--- begin RECORDS PROVIDED ---
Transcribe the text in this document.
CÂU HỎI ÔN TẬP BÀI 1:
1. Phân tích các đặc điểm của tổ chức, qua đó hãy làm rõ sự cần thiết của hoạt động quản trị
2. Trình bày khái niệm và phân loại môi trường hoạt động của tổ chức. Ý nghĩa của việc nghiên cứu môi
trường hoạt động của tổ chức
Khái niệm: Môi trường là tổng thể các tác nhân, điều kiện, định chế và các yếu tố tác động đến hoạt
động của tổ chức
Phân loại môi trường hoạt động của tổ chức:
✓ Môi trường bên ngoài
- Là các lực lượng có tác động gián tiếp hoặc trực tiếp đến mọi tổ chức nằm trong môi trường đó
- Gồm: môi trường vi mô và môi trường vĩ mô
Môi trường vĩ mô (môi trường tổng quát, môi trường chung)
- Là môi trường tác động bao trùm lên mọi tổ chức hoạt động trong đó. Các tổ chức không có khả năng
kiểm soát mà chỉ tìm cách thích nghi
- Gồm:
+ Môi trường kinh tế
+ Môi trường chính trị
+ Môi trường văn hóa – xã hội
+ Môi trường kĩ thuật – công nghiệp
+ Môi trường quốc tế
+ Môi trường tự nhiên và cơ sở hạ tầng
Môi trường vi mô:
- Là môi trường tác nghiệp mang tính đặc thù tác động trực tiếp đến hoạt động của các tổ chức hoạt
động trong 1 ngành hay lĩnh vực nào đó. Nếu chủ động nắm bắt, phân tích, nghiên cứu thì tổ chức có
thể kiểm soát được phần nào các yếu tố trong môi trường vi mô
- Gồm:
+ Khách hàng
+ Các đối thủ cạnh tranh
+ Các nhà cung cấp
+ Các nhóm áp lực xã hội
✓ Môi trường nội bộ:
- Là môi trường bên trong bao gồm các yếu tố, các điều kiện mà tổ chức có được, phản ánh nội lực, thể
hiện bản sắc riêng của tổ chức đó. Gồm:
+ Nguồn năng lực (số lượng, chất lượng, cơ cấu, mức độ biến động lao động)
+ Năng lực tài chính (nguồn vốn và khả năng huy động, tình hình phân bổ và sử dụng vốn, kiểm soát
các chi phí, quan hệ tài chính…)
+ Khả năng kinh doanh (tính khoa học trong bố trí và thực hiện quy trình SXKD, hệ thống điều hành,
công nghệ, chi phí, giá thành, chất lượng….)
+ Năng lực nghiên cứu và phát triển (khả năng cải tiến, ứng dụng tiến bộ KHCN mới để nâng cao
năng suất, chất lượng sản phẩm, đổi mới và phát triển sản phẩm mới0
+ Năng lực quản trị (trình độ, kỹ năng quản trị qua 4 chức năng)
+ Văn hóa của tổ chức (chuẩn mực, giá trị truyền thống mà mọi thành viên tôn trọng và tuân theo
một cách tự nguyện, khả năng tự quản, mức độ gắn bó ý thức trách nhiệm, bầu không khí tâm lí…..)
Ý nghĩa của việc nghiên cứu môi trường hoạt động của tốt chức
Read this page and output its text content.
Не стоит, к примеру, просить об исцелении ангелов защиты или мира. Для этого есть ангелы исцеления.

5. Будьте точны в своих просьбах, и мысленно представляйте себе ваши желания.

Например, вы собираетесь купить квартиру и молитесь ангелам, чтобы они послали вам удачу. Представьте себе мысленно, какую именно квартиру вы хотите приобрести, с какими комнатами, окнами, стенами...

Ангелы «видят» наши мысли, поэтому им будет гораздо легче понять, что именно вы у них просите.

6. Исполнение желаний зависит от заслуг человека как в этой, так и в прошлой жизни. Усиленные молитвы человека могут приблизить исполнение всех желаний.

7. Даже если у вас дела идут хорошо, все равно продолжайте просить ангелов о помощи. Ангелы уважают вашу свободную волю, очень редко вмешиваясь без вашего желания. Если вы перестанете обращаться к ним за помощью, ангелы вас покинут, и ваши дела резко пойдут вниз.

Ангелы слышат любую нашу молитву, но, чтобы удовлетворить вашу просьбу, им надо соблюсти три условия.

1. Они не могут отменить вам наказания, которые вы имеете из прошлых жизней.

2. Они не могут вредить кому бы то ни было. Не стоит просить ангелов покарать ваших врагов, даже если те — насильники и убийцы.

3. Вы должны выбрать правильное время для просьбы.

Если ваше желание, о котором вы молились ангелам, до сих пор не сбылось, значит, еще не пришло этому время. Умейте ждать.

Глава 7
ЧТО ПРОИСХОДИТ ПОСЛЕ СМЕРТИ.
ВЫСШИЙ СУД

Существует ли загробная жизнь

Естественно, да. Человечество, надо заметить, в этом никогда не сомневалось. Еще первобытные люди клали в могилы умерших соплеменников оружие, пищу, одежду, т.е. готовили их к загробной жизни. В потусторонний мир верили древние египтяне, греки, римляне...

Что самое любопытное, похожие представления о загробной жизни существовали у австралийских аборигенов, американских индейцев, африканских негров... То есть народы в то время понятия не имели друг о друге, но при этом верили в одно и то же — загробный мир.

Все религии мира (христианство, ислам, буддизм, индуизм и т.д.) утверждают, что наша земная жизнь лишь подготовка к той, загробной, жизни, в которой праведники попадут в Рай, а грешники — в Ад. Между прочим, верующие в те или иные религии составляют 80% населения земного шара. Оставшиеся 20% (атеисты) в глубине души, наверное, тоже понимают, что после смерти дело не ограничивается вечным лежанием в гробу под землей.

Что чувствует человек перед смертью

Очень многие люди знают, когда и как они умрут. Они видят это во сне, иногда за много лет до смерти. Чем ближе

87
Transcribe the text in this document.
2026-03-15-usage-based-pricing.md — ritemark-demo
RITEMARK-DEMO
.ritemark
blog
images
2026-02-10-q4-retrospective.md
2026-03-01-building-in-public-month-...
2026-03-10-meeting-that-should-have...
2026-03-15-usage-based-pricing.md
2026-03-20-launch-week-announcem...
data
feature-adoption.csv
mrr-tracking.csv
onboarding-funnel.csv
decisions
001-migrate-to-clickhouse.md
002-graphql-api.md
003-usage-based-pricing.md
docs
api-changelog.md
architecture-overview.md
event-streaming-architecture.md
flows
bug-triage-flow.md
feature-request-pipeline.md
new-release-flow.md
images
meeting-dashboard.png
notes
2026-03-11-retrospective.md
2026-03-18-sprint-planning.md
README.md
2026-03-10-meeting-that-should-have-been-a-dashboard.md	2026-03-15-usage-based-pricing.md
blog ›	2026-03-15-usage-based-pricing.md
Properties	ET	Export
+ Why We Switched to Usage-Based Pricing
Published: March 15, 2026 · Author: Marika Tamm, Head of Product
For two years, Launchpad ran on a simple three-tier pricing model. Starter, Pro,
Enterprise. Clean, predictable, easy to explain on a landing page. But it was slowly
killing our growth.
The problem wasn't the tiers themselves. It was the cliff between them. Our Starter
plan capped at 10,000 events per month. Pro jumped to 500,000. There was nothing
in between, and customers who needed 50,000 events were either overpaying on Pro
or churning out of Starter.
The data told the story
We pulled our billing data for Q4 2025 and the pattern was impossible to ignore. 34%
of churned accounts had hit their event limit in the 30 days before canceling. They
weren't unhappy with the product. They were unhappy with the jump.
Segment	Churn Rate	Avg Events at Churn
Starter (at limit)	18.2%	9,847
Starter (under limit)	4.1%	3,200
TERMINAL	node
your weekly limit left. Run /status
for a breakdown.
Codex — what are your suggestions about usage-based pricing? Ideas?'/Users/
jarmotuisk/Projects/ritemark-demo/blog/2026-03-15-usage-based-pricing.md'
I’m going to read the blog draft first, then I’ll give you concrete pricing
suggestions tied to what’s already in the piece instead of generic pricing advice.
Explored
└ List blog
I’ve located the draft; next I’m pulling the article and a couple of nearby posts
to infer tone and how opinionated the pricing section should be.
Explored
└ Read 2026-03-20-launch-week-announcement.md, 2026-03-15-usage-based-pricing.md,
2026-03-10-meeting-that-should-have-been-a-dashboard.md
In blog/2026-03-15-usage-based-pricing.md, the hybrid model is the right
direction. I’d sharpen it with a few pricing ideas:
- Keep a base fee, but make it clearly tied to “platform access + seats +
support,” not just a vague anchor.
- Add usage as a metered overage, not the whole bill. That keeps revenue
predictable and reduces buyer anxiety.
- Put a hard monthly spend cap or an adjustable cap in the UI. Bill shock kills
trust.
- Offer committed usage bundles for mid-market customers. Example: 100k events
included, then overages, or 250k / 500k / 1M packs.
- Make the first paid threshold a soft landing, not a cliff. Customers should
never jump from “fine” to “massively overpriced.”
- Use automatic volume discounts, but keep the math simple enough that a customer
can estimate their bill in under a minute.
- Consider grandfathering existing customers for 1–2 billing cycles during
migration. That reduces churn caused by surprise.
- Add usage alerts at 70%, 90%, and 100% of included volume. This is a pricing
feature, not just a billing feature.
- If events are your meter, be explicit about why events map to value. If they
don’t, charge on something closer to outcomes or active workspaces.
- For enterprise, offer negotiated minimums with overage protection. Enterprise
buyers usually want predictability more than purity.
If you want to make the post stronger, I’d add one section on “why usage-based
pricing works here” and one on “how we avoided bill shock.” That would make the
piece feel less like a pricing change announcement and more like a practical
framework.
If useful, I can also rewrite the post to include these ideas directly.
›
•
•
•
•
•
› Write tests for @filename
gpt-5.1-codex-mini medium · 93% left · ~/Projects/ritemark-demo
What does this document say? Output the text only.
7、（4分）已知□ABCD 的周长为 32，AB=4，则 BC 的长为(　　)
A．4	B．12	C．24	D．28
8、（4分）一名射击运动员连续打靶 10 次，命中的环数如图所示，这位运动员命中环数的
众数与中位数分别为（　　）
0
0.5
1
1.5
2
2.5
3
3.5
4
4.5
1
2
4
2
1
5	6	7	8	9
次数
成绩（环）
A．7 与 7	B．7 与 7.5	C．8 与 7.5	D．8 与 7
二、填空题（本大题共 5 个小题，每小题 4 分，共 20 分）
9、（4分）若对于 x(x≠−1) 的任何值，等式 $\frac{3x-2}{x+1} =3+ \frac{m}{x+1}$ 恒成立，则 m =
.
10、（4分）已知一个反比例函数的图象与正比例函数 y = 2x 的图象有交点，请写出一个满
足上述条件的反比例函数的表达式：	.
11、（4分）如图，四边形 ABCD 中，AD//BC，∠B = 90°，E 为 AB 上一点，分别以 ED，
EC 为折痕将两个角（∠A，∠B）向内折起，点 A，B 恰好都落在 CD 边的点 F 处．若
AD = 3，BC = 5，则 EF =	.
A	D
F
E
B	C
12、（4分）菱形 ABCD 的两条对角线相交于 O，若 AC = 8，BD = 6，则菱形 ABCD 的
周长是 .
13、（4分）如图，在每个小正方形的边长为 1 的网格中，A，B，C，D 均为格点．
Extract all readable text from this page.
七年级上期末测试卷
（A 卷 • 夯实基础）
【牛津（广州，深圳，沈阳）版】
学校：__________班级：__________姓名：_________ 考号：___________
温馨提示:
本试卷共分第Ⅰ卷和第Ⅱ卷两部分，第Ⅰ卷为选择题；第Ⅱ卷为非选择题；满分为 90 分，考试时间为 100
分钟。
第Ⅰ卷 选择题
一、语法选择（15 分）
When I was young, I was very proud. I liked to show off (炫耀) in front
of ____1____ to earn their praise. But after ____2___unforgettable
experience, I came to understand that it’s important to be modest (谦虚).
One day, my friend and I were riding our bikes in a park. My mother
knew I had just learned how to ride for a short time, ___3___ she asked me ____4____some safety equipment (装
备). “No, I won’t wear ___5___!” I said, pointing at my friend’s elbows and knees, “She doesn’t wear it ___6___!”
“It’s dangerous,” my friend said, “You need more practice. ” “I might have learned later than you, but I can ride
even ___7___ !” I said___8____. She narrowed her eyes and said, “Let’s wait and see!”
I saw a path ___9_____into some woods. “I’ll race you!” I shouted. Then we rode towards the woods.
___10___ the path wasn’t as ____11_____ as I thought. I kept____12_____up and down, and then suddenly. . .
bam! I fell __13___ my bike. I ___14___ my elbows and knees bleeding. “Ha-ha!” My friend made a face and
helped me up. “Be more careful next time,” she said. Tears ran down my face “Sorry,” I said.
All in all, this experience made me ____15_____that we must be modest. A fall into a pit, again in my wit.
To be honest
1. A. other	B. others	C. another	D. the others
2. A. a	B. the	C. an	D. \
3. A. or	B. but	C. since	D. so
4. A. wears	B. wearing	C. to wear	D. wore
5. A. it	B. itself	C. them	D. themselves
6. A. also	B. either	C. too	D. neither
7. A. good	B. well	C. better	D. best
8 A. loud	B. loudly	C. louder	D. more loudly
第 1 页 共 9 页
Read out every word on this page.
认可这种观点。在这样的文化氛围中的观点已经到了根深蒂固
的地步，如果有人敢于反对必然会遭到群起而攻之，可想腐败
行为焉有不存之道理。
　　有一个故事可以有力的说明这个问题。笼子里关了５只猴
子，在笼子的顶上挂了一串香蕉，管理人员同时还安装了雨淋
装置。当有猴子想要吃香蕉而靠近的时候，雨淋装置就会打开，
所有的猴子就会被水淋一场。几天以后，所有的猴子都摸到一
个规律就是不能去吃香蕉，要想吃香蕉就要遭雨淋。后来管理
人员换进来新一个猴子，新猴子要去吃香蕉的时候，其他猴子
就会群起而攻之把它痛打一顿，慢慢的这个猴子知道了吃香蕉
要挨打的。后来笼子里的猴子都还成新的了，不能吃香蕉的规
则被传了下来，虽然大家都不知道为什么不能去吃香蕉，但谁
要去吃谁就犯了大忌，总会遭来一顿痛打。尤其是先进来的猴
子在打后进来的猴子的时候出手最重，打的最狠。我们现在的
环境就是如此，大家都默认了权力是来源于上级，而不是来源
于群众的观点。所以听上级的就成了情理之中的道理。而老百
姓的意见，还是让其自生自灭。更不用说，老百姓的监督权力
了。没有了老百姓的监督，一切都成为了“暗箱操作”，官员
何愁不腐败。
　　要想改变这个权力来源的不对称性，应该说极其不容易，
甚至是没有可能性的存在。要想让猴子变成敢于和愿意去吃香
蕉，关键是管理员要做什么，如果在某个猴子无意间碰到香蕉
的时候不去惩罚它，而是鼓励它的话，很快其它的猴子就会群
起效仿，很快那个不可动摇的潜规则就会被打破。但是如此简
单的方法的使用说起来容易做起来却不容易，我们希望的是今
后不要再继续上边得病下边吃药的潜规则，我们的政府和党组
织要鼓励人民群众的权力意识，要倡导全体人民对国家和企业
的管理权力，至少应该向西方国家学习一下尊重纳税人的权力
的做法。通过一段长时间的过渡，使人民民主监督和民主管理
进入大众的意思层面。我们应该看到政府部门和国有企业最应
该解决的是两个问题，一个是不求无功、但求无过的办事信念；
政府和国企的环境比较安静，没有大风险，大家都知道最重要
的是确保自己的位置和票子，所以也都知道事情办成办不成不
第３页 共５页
--- end RECORDS PROVIDED ---
**WRITTEN INSTRUCTION**.
Pull every line containing "chất" out of the data above.

**SOLUTION TO THIS PROBLEM**.
+ Nguồn năng lực (số lượng, chất lượng, cơ cấu, mức độ biến động lao động)
công nghệ, chi phí, giá thành, chất lượng….)
năng suất, chất lượng sản phẩm, đổi mới và phát triển sản phẩm mới0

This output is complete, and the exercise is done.